▶ [Problem] Return all the data, word for word.

[Dataset items]
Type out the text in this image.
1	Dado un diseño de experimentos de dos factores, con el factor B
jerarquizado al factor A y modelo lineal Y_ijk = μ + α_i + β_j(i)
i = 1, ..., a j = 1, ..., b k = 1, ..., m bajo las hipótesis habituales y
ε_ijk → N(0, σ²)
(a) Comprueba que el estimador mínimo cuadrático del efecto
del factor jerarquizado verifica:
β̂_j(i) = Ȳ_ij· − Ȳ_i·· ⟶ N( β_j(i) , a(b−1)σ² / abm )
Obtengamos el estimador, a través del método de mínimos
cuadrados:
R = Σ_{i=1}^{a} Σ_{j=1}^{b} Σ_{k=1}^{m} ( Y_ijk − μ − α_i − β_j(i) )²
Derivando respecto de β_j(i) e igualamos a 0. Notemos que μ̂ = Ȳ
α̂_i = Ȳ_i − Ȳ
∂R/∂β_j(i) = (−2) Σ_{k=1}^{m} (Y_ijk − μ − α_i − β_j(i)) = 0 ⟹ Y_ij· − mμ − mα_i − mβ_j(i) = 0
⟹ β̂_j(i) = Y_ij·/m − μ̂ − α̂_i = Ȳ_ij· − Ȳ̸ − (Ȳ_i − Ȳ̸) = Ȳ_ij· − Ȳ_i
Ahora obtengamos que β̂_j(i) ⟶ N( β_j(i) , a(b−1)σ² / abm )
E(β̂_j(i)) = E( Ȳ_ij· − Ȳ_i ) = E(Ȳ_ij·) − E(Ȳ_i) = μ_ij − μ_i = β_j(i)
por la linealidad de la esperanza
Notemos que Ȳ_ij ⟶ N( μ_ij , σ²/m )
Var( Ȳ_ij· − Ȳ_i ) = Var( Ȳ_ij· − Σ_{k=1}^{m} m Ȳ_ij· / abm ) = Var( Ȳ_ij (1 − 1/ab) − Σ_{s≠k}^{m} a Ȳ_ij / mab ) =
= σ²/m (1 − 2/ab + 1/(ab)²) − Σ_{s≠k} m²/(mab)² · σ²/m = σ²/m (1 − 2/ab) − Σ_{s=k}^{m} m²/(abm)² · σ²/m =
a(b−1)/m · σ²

▶ [Solution to the exercise]
Type out the text in this image.
1	Dado un diseño de experimentos de dos factores, con el factor B
jerarquizado al factor A y modelo lineal Y_ijk = μ + α_i + β_j(i)
i = 1, ..., a j = 1, ..., b k = 1, ..., m bajo las hipótesis habituales y
ε_ijk → N(0, σ²)
(a) Comprueba que el estimador mínimo cuadrático del efecto
del factor jerarquizado verifica:
β̂_j(i) = Ȳ_ij· − Ȳ_i·· ⟶ N( β_j(i) , a(b−1)σ² / abm )
Obtengamos el estimador, a través del método de mínimos
cuadrados:
R = Σ_{i=1}^{a} Σ_{j=1}^{b} Σ_{k=1}^{m} ( Y_ijk − μ − α_i − β_j(i) )²
Derivando respecto de β_j(i) e igualamos a 0. Notemos que μ̂ = Ȳ
α̂_i = Ȳ_i − Ȳ
∂R/∂β_j(i) = (−2) Σ_{k=1}^{m} (Y_ijk − μ − α_i − β_j(i)) = 0 ⟹ Y_ij· − mμ − mα_i − mβ_j(i) = 0
⟹ β̂_j(i) = Y_ij·/m − μ̂ − α̂_i = Ȳ_ij· − Ȳ̸ − (Ȳ_i − Ȳ̸) = Ȳ_ij· − Ȳ_i
Ahora obtengamos que β̂_j(i) ⟶ N( β_j(i) , a(b−1)σ² / abm )
E(β̂_j(i)) = E( Ȳ_ij· − Ȳ_i ) = E(Ȳ_ij·) − E(Ȳ_i) = μ_ij − μ_i = β_j(i)
por la linealidad de la esperanza
Notemos que Ȳ_ij ⟶ N( μ_ij , σ²/m )
Var( Ȳ_ij· − Ȳ_i ) = Var( Ȳ_ij· − Σ_{k=1}^{m} m Ȳ_ij· / abm ) = Var( Ȳ_ij (1 − 1/ab) − Σ_{s≠k}^{m} a Ȳ_ij / mab ) =
= σ²/m (1 − 2/ab + 1/(ab)²) − Σ_{s≠k} m²/(mab)² · σ²/m = σ²/m (1 − 2/ab) − Σ_{s=k}^{m} m²/(abm)² · σ²/m =
a(b−1)/m · σ²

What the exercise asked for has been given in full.